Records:

^^^^^^^^^^^^^^^^

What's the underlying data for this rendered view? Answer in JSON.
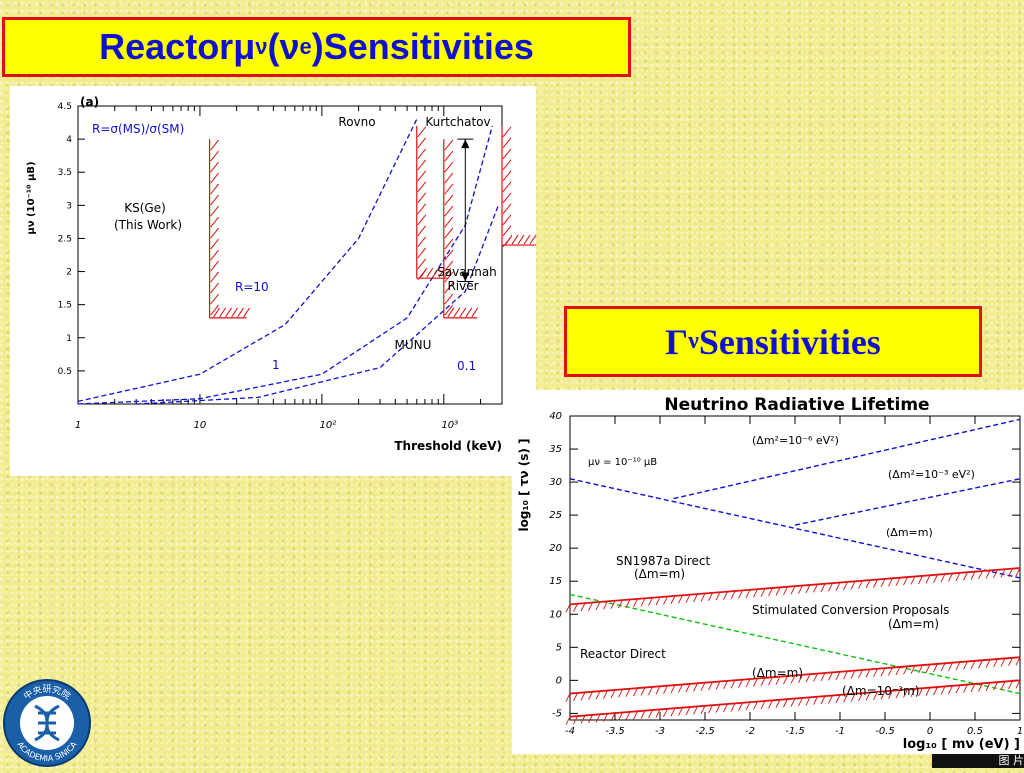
{
  "title": {
    "prefix": "Reactor ",
    "mu": "μ",
    "mu_sub": "ν",
    "paren_open": "(",
    "nu": "ν",
    "nu_sub": "e",
    "paren_close": ")",
    "suffix": " Sensitivities"
  },
  "gamma_title": {
    "gamma": "Γ",
    "sub": "ν",
    "text": " Sensitivities"
  },
  "chart_data": [
    {
      "type": "line",
      "panel_label": "(a)",
      "ylabel": "μν (10⁻¹⁰ μB)",
      "xlabel": "Threshold (keV)",
      "x_scale": "log",
      "xlim": [
        1,
        3000
      ],
      "ylim": [
        0,
        4.5
      ],
      "y_ticks": [
        "0.5",
        "1",
        "1.5",
        "2",
        "2.5",
        "3",
        "3.5",
        "4",
        "4.5"
      ],
      "x_ticks": [
        "1",
        "10",
        "10²",
        "10³"
      ],
      "annotation_ratio": "R=σ(MS)/σ(SM)",
      "series": [
        {
          "name": "R=10",
          "style": "dashed",
          "color": "#1010d0",
          "x": [
            1,
            10,
            50,
            200,
            600
          ],
          "y": [
            0.04,
            0.45,
            1.2,
            2.5,
            4.3
          ]
        },
        {
          "name": "1",
          "style": "dashed",
          "color": "#1010d0",
          "x": [
            1,
            10,
            100,
            500,
            1500,
            2500
          ],
          "y": [
            0.0,
            0.08,
            0.45,
            1.3,
            2.7,
            4.2
          ]
        },
        {
          "name": "0.1",
          "style": "dashed",
          "color": "#1010d0",
          "x": [
            3,
            30,
            300,
            1500,
            2800
          ],
          "y": [
            0.0,
            0.1,
            0.55,
            1.7,
            3.0
          ]
        }
      ],
      "experiments": [
        {
          "label": "KS(Ge)\n(This Work)",
          "x": 12,
          "ymin": 1.3,
          "ymax": 4.0,
          "xwidth": 1.6
        },
        {
          "label": "Rovno",
          "x": 600,
          "ymin": 1.9,
          "ymax": 4.2,
          "xwidth": 1.4
        },
        {
          "label": "MUNU",
          "x": 1000,
          "ymin": 1.3,
          "ymax": 4.0,
          "xwidth": 1.5
        },
        {
          "label": "Kurtchatov",
          "x": 3000,
          "ymin": 2.4,
          "ymax": 4.2,
          "xwidth": 1.6
        }
      ],
      "arrow": {
        "label": "Savannah\nRiver",
        "x": 1500,
        "ymin": 1.85,
        "ymax": 4.0
      }
    },
    {
      "type": "line",
      "title": "Neutrino Radiative Lifetime",
      "ylabel": "log₁₀ [ τν (s) ]",
      "xlabel": "log₁₀ [ mν (eV) ]",
      "xlim": [
        -4,
        1
      ],
      "ylim": [
        -6,
        40
      ],
      "x_ticks": [
        "-4",
        "-3.5",
        "-3",
        "-2.5",
        "-2",
        "-1.5",
        "-1",
        "-0.5",
        "0",
        "0.5",
        "1"
      ],
      "y_ticks": [
        "-5",
        "0",
        "5",
        "10",
        "15",
        "20",
        "25",
        "30",
        "35",
        "40"
      ],
      "series": [
        {
          "name": "μν = 10⁻¹⁰ μB",
          "style": "dashed",
          "color": "#1010d0",
          "x": [
            -4,
            1
          ],
          "y": [
            30.5,
            15.5
          ]
        },
        {
          "name": "(Δm²=10⁻⁶ eV²)",
          "style": "dashed",
          "color": "#1010d0",
          "x": [
            -2.85,
            1
          ],
          "y": [
            27.5,
            39.5
          ]
        },
        {
          "name": "(Δm²=10⁻³ eV²)",
          "style": "dashed",
          "color": "#1010d0",
          "x": [
            -1.5,
            1
          ],
          "y": [
            23.5,
            30.5
          ]
        },
        {
          "name": "Stimulated Conversion Proposals",
          "style": "dashed",
          "color": "#10c010",
          "x": [
            -4,
            1
          ],
          "y": [
            13.0,
            -2.0
          ]
        },
        {
          "name": "SN1987a Direct (Δm=m)",
          "style": "hatched",
          "color": "#e01010",
          "x": [
            -4,
            1
          ],
          "y": [
            11.5,
            17.0
          ]
        },
        {
          "name": "Reactor Direct (Δm=m)",
          "style": "hatched",
          "color": "#e01010",
          "x": [
            -4,
            1
          ],
          "y": [
            -2.0,
            3.5
          ]
        },
        {
          "name": "(Δm=10⁻³m)",
          "style": "hatched",
          "color": "#e01010",
          "x": [
            -4,
            1
          ],
          "y": [
            -5.5,
            0.0
          ]
        }
      ],
      "labels": {
        "mu_line": "μν = 10⁻¹⁰ μB",
        "dm2_6": "(Δm²=10⁻⁶ eV²)",
        "dm2_3": "(Δm²=10⁻³ eV²)",
        "dm_eq_upper": "(Δm=m)",
        "sn1987a": "SN1987a Direct",
        "sn_dm": "(Δm=m)",
        "stim": "Stimulated Conversion Proposals",
        "stim_dm": "(Δm=m)",
        "reactor": "Reactor Direct",
        "reactor_dm": "(Δm=m)",
        "reactor_dm3": "(Δm=10⁻³m)"
      }
    }
  ],
  "logo": {
    "text": "ACADEMIA SINICA",
    "chinese": "中央研究院"
  },
  "corner_text": "图 片"
}
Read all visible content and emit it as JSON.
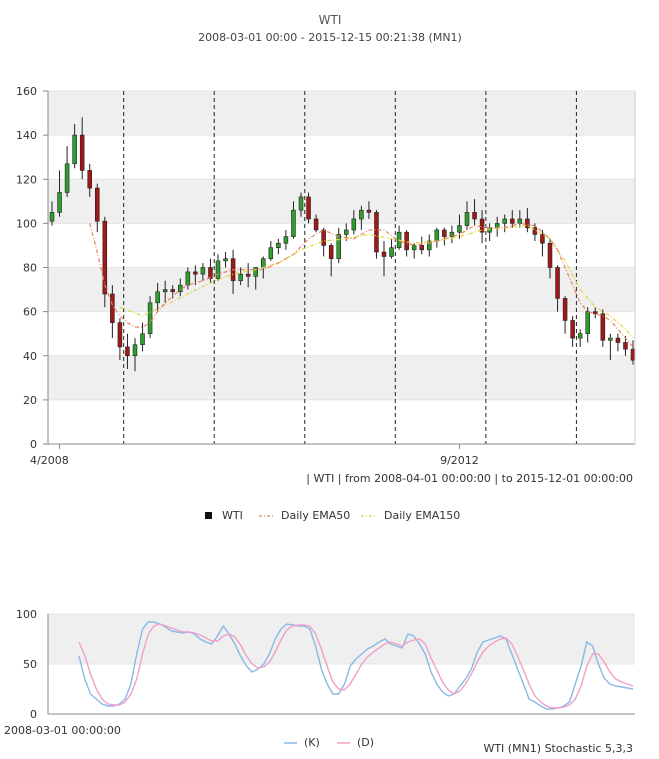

^^^^^^^^^^^^^^^^

**Short task:** From the records given above, reproduce all text exactly and exclude each picture.

**Result of the task:**
What's the underlying data for this rendered view? Answer in JSON.
{
  "title": {
    "prefix": "Reactor ",
    "mu": "μ",
    "mu_sub": "ν",
    "paren_open": "(",
    "nu": "ν",
    "nu_sub": "e",
    "paren_close": ")",
    "suffix": " Sensitivities"
  },
  "gamma_title": {
    "gamma": "Γ",
    "sub": "ν",
    "text": " Sensitivities"
  },
  "chart_data": [
    {
      "type": "line",
      "panel_label": "(a)",
      "ylabel": "μν (10⁻¹⁰ μB)",
      "xlabel": "Threshold (keV)",
      "x_scale": "log",
      "xlim": [
        1,
        3000
      ],
      "ylim": [
        0,
        4.5
      ],
      "y_ticks": [
        "0.5",
        "1",
        "1.5",
        "2",
        "2.5",
        "3",
        "3.5",
        "4",
        "4.5"
      ],
      "x_ticks": [
        "1",
        "10",
        "10²",
        "10³"
      ],
      "annotation_ratio": "R=σ(MS)/σ(SM)",
      "series": [
        {
          "name": "R=10",
          "style": "dashed",
          "color": "#1010d0",
          "x": [
            1,
            10,
            50,
            200,
            600
          ],
          "y": [
            0.04,
            0.45,
            1.2,
            2.5,
            4.3
          ]
        },
        {
          "name": "1",
          "style": "dashed",
          "color": "#1010d0",
          "x": [
            1,
            10,
            100,
            500,
            1500,
            2500
          ],
          "y": [
            0.0,
            0.08,
            0.45,
            1.3,
            2.7,
            4.2
          ]
        },
        {
          "name": "0.1",
          "style": "dashed",
          "color": "#1010d0",
          "x": [
            3,
            30,
            300,
            1500,
            2800
          ],
          "y": [
            0.0,
            0.1,
            0.55,
            1.7,
            3.0
          ]
        }
      ],
      "experiments": [
        {
          "label": "KS(Ge)\n(This Work)",
          "x": 12,
          "ymin": 1.3,
          "ymax": 4.0,
          "xwidth": 1.6
        },
        {
          "label": "Rovno",
          "x": 600,
          "ymin": 1.9,
          "ymax": 4.2,
          "xwidth": 1.4
        },
        {
          "label": "MUNU",
          "x": 1000,
          "ymin": 1.3,
          "ymax": 4.0,
          "xwidth": 1.5
        },
        {
          "label": "Kurtchatov",
          "x": 3000,
          "ymin": 2.4,
          "ymax": 4.2,
          "xwidth": 1.6
        }
      ],
      "arrow": {
        "label": "Savannah\nRiver",
        "x": 1500,
        "ymin": 1.85,
        "ymax": 4.0
      }
    },
    {
      "type": "line",
      "title": "Neutrino Radiative Lifetime",
      "ylabel": "log₁₀ [ τν (s) ]",
      "xlabel": "log₁₀ [ mν (eV) ]",
      "xlim": [
        -4,
        1
      ],
      "ylim": [
        -6,
        40
      ],
      "x_ticks": [
        "-4",
        "-3.5",
        "-3",
        "-2.5",
        "-2",
        "-1.5",
        "-1",
        "-0.5",
        "0",
        "0.5",
        "1"
      ],
      "y_ticks": [
        "-5",
        "0",
        "5",
        "10",
        "15",
        "20",
        "25",
        "30",
        "35",
        "40"
      ],
      "series": [
        {
          "name": "μν = 10⁻¹⁰ μB",
          "style": "dashed",
          "color": "#1010d0",
          "x": [
            -4,
            1
          ],
          "y": [
            30.5,
            15.5
          ]
        },
        {
          "name": "(Δm²=10⁻⁶ eV²)",
          "style": "dashed",
          "color": "#1010d0",
          "x": [
            -2.85,
            1
          ],
          "y": [
            27.5,
            39.5
          ]
        },
        {
          "name": "(Δm²=10⁻³ eV²)",
          "style": "dashed",
          "color": "#1010d0",
          "x": [
            -1.5,
            1
          ],
          "y": [
            23.5,
            30.5
          ]
        },
        {
          "name": "Stimulated Conversion Proposals",
          "style": "dashed",
          "color": "#10c010",
          "x": [
            -4,
            1
          ],
          "y": [
            13.0,
            -2.0
          ]
        },
        {
          "name": "SN1987a Direct (Δm=m)",
          "style": "hatched",
          "color": "#e01010",
          "x": [
            -4,
            1
          ],
          "y": [
            11.5,
            17.0
          ]
        },
        {
          "name": "Reactor Direct (Δm=m)",
          "style": "hatched",
          "color": "#e01010",
          "x": [
            -4,
            1
          ],
          "y": [
            -2.0,
            3.5
          ]
        },
        {
          "name": "(Δm=10⁻³m)",
          "style": "hatched",
          "color": "#e01010",
          "x": [
            -4,
            1
          ],
          "y": [
            -5.5,
            0.0
          ]
        }
      ],
      "labels": {
        "mu_line": "μν = 10⁻¹⁰ μB",
        "dm2_6": "(Δm²=10⁻⁶ eV²)",
        "dm2_3": "(Δm²=10⁻³ eV²)",
        "dm_eq_upper": "(Δm=m)",
        "sn1987a": "SN1987a Direct",
        "sn_dm": "(Δm=m)",
        "stim": "Stimulated Conversion Proposals",
        "stim_dm": "(Δm=m)",
        "reactor": "Reactor Direct",
        "reactor_dm": "(Δm=m)",
        "reactor_dm3": "(Δm=10⁻³m)"
      }
    }
  ],
  "logo": {
    "text": "ACADEMIA SINICA",
    "chinese": "中央研究院"
  },
  "corner_text": "图 片"
}
Read all visible content and emit it as JSON.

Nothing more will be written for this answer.